**What is being asked:**
Send back the entries below exactly as they appear.

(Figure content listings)
'''

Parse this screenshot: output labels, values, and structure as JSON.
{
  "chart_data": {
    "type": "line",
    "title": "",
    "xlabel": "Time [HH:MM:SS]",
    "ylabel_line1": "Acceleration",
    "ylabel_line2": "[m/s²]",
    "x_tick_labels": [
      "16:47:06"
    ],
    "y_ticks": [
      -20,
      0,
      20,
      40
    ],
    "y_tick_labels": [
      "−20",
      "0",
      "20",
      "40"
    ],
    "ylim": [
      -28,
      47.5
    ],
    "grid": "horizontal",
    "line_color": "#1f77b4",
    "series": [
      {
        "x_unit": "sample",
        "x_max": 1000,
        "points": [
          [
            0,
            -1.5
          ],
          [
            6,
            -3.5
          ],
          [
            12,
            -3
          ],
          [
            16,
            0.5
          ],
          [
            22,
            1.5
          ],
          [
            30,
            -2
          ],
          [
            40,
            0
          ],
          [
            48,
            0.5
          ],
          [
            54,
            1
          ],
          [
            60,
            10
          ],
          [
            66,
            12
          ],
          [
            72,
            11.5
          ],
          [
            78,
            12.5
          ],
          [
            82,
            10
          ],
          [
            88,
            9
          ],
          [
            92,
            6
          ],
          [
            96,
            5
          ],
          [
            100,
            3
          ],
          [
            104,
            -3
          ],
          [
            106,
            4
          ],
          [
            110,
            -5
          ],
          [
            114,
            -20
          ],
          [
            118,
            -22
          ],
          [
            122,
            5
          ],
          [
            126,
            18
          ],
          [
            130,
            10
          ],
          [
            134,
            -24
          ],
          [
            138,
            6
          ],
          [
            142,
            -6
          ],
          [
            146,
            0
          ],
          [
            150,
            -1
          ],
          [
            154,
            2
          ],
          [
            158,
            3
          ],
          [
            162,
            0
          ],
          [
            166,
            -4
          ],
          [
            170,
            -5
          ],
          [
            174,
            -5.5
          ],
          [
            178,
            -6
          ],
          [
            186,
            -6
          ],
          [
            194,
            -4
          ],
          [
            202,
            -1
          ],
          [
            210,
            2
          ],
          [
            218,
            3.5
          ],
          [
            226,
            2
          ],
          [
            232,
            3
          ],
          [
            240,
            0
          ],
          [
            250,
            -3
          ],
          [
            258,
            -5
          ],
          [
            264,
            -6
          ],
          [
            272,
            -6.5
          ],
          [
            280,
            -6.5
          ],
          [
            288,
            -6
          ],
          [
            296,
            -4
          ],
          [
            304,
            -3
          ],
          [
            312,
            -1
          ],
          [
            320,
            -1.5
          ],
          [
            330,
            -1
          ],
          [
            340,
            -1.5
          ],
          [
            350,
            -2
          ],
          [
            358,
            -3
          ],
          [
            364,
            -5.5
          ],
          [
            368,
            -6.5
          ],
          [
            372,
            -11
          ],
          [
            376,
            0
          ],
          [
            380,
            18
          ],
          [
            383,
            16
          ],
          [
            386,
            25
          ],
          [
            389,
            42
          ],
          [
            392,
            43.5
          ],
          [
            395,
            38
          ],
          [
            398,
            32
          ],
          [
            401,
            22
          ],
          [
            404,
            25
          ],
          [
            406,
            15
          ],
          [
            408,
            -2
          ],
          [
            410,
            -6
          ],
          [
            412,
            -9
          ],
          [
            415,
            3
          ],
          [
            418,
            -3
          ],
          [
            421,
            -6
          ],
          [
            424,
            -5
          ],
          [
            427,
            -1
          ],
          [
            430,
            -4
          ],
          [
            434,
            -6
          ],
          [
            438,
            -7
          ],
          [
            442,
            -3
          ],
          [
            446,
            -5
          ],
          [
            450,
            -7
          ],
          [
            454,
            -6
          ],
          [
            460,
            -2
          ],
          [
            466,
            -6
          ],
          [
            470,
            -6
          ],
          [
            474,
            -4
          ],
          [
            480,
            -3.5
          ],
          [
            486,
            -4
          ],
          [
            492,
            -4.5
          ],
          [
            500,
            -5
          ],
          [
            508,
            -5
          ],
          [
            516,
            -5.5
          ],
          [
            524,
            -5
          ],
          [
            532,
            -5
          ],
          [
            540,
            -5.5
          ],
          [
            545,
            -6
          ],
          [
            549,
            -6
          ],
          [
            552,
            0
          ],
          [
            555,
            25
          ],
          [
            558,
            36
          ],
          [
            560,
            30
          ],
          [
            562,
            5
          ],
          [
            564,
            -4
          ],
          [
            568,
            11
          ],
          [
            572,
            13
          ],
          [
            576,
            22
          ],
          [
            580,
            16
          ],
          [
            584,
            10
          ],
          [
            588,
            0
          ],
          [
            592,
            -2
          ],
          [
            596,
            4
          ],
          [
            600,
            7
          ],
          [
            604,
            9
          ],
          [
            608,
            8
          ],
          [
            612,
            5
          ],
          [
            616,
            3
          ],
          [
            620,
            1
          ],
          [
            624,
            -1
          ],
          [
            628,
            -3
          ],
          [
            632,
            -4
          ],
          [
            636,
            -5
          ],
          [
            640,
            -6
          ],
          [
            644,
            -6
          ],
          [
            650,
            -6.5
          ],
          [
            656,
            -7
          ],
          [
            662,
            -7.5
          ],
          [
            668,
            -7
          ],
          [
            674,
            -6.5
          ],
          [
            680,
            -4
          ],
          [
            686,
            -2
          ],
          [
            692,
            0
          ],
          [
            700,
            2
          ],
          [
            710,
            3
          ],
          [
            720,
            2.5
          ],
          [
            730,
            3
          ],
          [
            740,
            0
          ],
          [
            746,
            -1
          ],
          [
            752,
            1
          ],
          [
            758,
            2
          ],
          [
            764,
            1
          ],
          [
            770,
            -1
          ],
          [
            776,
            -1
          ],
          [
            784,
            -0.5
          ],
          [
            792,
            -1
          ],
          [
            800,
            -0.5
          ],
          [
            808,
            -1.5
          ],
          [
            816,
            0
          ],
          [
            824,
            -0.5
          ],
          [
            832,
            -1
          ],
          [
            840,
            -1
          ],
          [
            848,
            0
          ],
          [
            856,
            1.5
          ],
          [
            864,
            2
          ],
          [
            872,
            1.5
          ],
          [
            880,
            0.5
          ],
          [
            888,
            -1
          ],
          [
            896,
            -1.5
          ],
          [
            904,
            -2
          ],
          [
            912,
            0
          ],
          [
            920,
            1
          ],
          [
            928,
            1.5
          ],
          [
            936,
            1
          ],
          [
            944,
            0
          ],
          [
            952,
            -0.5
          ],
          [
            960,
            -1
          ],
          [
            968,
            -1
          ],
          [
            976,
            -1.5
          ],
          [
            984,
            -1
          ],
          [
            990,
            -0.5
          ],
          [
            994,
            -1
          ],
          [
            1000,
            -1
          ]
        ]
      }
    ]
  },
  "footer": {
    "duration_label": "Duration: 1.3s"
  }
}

'''

**Reply:**
Parse this screenshot: output labels, values, and structure as JSON.
{
  "chart_data": {
    "type": "line",
    "title": "",
    "xlabel": "Time [HH:MM:SS]",
    "ylabel_line1": "Acceleration",
    "ylabel_line2": "[m/s²]",
    "x_tick_labels": [
      "16:47:06"
    ],
    "y_ticks": [
      -20,
      0,
      20,
      40
    ],
    "y_tick_labels": [
      "−20",
      "0",
      "20",
      "40"
    ],
    "ylim": [
      -28,
      47.5
    ],
    "grid": "horizontal",
    "line_color": "#1f77b4",
    "series": [
      {
        "x_unit": "sample",
        "x_max": 1000,
        "points": [
          [
            0,
            -1.5
          ],
          [
            6,
            -3.5
          ],
          [
            12,
            -3
          ],
          [
            16,
            0.5
          ],
          [
            22,
            1.5
          ],
          [
            30,
            -2
          ],
          [
            40,
            0
          ],
          [
            48,
            0.5
          ],
          [
            54,
            1
          ],
          [
            60,
            10
          ],
          [
            66,
            12
          ],
          [
            72,
            11.5
          ],
          [
            78,
            12.5
          ],
          [
            82,
            10
          ],
          [
            88,
            9
          ],
          [
            92,
            6
          ],
          [
            96,
            5
          ],
          [
            100,
            3
          ],
          [
            104,
            -3
          ],
          [
            106,
            4
          ],
          [
            110,
            -5
          ],
          [
            114,
            -20
          ],
          [
            118,
            -22
          ],
          [
            122,
            5
          ],
          [
            126,
            18
          ],
          [
            130,
            10
          ],
          [
            134,
            -24
          ],
          [
            138,
            6
          ],
          [
            142,
            -6
          ],
          [
            146,
            0
          ],
          [
            150,
            -1
          ],
          [
            154,
            2
          ],
          [
            158,
            3
          ],
          [
            162,
            0
          ],
          [
            166,
            -4
          ],
          [
            170,
            -5
          ],
          [
            174,
            -5.5
          ],
          [
            178,
            -6
          ],
          [
            186,
            -6
          ],
          [
            194,
            -4
          ],
          [
            202,
            -1
          ],
          [
            210,
            2
          ],
          [
            218,
            3.5
          ],
          [
            226,
            2
          ],
          [
            232,
            3
          ],
          [
            240,
            0
          ],
          [
            250,
            -3
          ],
          [
            258,
            -5
          ],
          [
            264,
            -6
          ],
          [
            272,
            -6.5
          ],
          [
            280,
            -6.5
          ],
          [
            288,
            -6
          ],
          [
            296,
            -4
          ],
          [
            304,
            -3
          ],
          [
            312,
            -1
          ],
          [
            320,
            -1.5
          ],
          [
            330,
            -1
          ],
          [
            340,
            -1.5
          ],
          [
            350,
            -2
          ],
          [
            358,
            -3
          ],
          [
            364,
            -5.5
          ],
          [
            368,
            -6.5
          ],
          [
            372,
            -11
          ],
          [
            376,
            0
          ],
          [
            380,
            18
          ],
          [
            383,
            16
          ],
          [
            386,
            25
          ],
          [
            389,
            42
          ],
          [
            392,
            43.5
          ],
          [
            395,
            38
          ],
          [
            398,
            32
          ],
          [
            401,
            22
          ],
          [
            404,
            25
          ],
          [
            406,
            15
          ],
          [
            408,
            -2
          ],
          [
            410,
            -6
          ],
          [
            412,
            -9
          ],
          [
            415,
            3
          ],
          [
            418,
            -3
          ],
          [
            421,
            -6
          ],
          [
            424,
            -5
          ],
          [
            427,
            -1
          ],
          [
            430,
            -4
          ],
          [
            434,
            -6
          ],
          [
            438,
            -7
          ],
          [
            442,
            -3
          ],
          [
            446,
            -5
          ],
          [
            450,
            -7
          ],
          [
            454,
            -6
          ],
          [
            460,
            -2
          ],
          [
            466,
            -6
          ],
          [
            470,
            -6
          ],
          [
            474,
            -4
          ],
          [
            480,
            -3.5
          ],
          [
            486,
            -4
          ],
          [
            492,
            -4.5
          ],
          [
            500,
            -5
          ],
          [
            508,
            -5
          ],
          [
            516,
            -5.5
          ],
          [
            524,
            -5
          ],
          [
            532,
            -5
          ],
          [
            540,
            -5.5
          ],
          [
            545,
            -6
          ],
          [
            549,
            -6
          ],
          [
            552,
            0
          ],
          [
            555,
            25
          ],
          [
            558,
            36
          ],
          [
            560,
            30
          ],
          [
            562,
            5
          ],
          [
            564,
            -4
          ],
          [
            568,
            11
          ],
          [
            572,
            13
          ],
          [
            576,
            22
          ],
          [
            580,
            16
          ],
          [
            584,
            10
          ],
          [
            588,
            0
          ],
          [
            592,
            -2
          ],
          [
            596,
            4
          ],
          [
            600,
            7
          ],
          [
            604,
            9
          ],
          [
            608,
            8
          ],
          [
            612,
            5
          ],
          [
            616,
            3
          ],
          [
            620,
            1
          ],
          [
            624,
            -1
          ],
          [
            628,
            -3
          ],
          [
            632,
            -4
          ],
          [
            636,
            -5
          ],
          [
            640,
            -6
          ],
          [
            644,
            -6
          ],
          [
            650,
            -6.5
          ],
          [
            656,
            -7
          ],
          [
            662,
            -7.5
          ],
          [
            668,
            -7
          ],
          [
            674,
            -6.5
          ],
          [
            680,
            -4
          ],
          [
            686,
            -2
          ],
          [
            692,
            0
          ],
          [
            700,
            2
          ],
          [
            710,
            3
          ],
          [
            720,
            2.5
          ],
          [
            730,
            3
          ],
          [
            740,
            0
          ],
          [
            746,
            -1
          ],
          [
            752,
            1
          ],
          [
            758,
            2
          ],
          [
            764,
            1
          ],
          [
            770,
            -1
          ],
          [
            776,
            -1
          ],
          [
            784,
            -0.5
          ],
          [
            792,
            -1
          ],
          [
            800,
            -0.5
          ],
          [
            808,
            -1.5
          ],
          [
            816,
            0
          ],
          [
            824,
            -0.5
          ],
          [
            832,
            -1
          ],
          [
            840,
            -1
          ],
          [
            848,
            0
          ],
          [
            856,
            1.5
          ],
          [
            864,
            2
          ],
          [
            872,
            1.5
          ],
          [
            880,
            0.5
          ],
          [
            888,
            -1
          ],
          [
            896,
            -1.5
          ],
          [
            904,
            -2
          ],
          [
            912,
            0
          ],
          [
            920,
            1
          ],
          [
            928,
            1.5
          ],
          [
            936,
            1
          ],
          [
            944,
            0
          ],
          [
            952,
            -0.5
          ],
          [
            960,
            -1
          ],
          [
            968,
            -1
          ],
          [
            976,
            -1.5
          ],
          [
            984,
            -1
          ],
          [
            990,
            -0.5
          ],
          [
            994,
            -1
          ],
          [
            1000,
            -1
          ]
        ]
      }
    ]
  },
  "footer": {
    "duration_label": "Duration: 1.3s"
  }
}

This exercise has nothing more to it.